Instructions for the task ->
Using the records below, locate all lines containing "ROOKIE" and return them.

Data in this exercise ->
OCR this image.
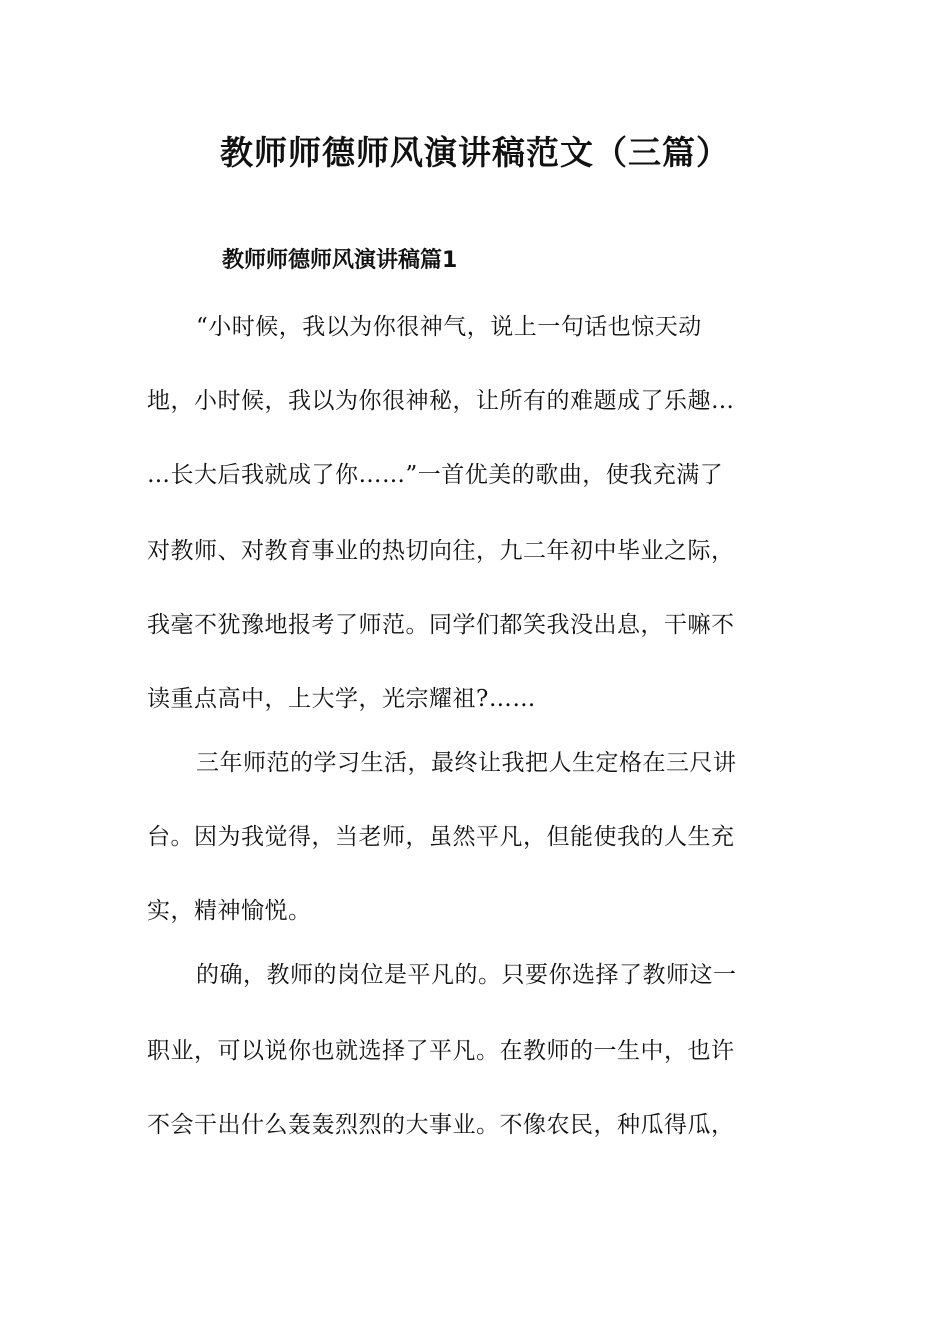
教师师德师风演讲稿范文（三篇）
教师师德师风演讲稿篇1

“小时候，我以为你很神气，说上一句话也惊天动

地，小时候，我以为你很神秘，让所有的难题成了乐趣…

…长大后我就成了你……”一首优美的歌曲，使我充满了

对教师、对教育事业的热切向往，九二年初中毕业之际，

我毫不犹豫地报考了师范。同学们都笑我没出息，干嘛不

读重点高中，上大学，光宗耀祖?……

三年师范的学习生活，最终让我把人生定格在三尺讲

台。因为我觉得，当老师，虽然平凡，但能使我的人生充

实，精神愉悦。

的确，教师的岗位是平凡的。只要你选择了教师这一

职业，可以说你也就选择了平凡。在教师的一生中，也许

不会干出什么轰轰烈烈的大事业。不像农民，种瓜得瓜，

...

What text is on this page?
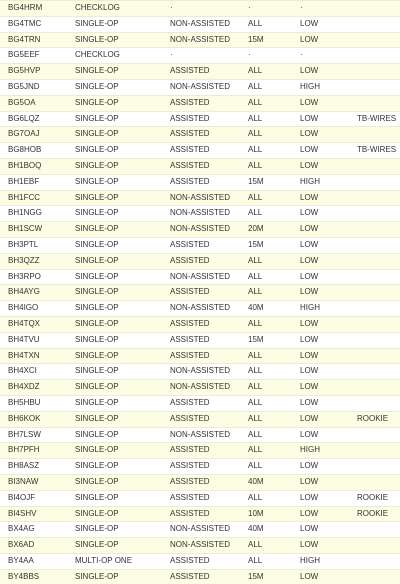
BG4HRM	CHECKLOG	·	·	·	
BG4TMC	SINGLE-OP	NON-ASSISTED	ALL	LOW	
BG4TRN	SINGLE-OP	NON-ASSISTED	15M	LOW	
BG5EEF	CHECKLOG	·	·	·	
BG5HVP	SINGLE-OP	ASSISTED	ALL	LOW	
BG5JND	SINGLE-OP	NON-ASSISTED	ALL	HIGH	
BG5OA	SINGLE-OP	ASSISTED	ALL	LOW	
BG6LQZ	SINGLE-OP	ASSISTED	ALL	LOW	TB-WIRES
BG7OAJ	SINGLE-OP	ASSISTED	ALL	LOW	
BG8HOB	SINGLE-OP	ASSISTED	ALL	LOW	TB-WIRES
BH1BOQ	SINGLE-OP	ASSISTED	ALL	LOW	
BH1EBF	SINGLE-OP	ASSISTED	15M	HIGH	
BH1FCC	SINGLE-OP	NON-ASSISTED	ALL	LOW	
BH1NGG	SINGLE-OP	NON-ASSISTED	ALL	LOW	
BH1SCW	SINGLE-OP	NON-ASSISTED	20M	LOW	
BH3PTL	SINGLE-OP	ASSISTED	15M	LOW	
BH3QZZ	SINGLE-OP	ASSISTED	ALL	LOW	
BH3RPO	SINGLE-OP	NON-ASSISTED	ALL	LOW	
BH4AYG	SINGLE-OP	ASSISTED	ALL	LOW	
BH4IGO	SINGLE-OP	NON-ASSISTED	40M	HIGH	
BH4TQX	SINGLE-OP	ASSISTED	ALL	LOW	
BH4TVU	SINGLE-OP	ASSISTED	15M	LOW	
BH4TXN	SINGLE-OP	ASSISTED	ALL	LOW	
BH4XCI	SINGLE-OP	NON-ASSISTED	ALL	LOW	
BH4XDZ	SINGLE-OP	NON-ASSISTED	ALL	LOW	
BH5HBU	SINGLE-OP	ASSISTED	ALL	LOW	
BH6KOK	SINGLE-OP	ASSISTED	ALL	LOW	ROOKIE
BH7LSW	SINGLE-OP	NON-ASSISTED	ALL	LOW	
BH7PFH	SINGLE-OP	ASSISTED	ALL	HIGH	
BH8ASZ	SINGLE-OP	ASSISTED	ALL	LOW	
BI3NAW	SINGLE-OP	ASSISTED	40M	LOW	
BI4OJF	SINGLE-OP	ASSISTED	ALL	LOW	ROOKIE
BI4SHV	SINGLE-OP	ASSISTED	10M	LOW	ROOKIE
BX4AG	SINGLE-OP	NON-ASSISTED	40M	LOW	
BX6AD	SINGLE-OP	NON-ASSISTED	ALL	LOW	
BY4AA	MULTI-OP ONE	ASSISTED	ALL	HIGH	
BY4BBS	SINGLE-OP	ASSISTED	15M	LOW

Answer to this task ->
BH6KOK	SINGLE-OP	ASSISTED	ALL	LOW	ROOKIE
BI4OJF	SINGLE-OP	ASSISTED	ALL	LOW	ROOKIE
BI4SHV	SINGLE-OP	ASSISTED	10M	LOW	ROOKIE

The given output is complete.